Exercise description
Print the whole listing exactly.

Records provided
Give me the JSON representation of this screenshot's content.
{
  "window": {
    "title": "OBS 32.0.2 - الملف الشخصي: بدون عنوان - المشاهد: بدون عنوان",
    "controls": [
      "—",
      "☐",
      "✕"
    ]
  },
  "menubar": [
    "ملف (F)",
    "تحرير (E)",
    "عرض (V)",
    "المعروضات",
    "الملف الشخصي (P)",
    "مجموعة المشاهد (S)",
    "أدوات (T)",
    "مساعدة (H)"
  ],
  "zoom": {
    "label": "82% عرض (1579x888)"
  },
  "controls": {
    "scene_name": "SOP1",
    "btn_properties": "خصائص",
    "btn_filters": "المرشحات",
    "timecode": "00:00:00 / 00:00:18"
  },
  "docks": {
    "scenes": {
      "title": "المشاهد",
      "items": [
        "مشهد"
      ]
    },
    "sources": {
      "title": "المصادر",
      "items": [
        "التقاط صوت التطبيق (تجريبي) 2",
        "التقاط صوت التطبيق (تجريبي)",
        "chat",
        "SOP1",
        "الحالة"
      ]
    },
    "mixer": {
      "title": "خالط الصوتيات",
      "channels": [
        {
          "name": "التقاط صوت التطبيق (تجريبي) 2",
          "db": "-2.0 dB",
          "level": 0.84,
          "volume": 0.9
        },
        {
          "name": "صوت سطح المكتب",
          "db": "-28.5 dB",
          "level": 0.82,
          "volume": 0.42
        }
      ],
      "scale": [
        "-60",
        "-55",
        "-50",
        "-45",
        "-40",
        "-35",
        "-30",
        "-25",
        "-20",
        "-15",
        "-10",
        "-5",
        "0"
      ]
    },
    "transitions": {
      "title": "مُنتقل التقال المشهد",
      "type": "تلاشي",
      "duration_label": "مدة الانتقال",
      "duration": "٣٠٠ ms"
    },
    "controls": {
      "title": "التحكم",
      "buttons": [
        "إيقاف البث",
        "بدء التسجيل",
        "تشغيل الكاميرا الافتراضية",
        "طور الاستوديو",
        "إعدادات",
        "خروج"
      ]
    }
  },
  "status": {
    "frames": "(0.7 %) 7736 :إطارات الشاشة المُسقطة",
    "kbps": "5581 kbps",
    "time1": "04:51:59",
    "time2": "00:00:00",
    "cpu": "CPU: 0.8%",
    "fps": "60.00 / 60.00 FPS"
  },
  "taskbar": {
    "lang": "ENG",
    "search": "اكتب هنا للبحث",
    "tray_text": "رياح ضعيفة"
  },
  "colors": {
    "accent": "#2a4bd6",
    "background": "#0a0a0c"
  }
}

Completed task
Give me the JSON representation of this screenshot's content.
{
  "window": {
    "title": "OBS 32.0.2 - الملف الشخصي: بدون عنوان - المشاهد: بدون عنوان",
    "controls": [
      "—",
      "☐",
      "✕"
    ]
  },
  "menubar": [
    "ملف (F)",
    "تحرير (E)",
    "عرض (V)",
    "المعروضات",
    "الملف الشخصي (P)",
    "مجموعة المشاهد (S)",
    "أدوات (T)",
    "مساعدة (H)"
  ],
  "zoom": {
    "label": "82% عرض (1579x888)"
  },
  "controls": {
    "scene_name": "SOP1",
    "btn_properties": "خصائص",
    "btn_filters": "المرشحات",
    "timecode": "00:00:00 / 00:00:18"
  },
  "docks": {
    "scenes": {
      "title": "المشاهد",
      "items": [
        "مشهد"
      ]
    },
    "sources": {
      "title": "المصادر",
      "items": [
        "التقاط صوت التطبيق (تجريبي) 2",
        "التقاط صوت التطبيق (تجريبي)",
        "chat",
        "SOP1",
        "الحالة"
      ]
    },
    "mixer": {
      "title": "خالط الصوتيات",
      "channels": [
        {
          "name": "التقاط صوت التطبيق (تجريبي) 2",
          "db": "-2.0 dB",
          "level": 0.84,
          "volume": 0.9
        },
        {
          "name": "صوت سطح المكتب",
          "db": "-28.5 dB",
          "level": 0.82,
          "volume": 0.42
        }
      ],
      "scale": [
        "-60",
        "-55",
        "-50",
        "-45",
        "-40",
        "-35",
        "-30",
        "-25",
        "-20",
        "-15",
        "-10",
        "-5",
        "0"
      ]
    },
    "transitions": {
      "title": "مُنتقل التقال المشهد",
      "type": "تلاشي",
      "duration_label": "مدة الانتقال",
      "duration": "٣٠٠ ms"
    },
    "controls": {
      "title": "التحكم",
      "buttons": [
        "إيقاف البث",
        "بدء التسجيل",
        "تشغيل الكاميرا الافتراضية",
        "طور الاستوديو",
        "إعدادات",
        "خروج"
      ]
    }
  },
  "status": {
    "frames": "(0.7 %) 7736 :إطارات الشاشة المُسقطة",
    "kbps": "5581 kbps",
    "time1": "04:51:59",
    "time2": "00:00:00",
    "cpu": "CPU: 0.8%",
    "fps": "60.00 / 60.00 FPS"
  },
  "taskbar": {
    "lang": "ENG",
    "search": "اكتب هنا للبحث",
    "tray_text": "رياح ضعيفة"
  },
  "colors": {
    "accent": "#2a4bd6",
    "background": "#0a0a0c"
  }
}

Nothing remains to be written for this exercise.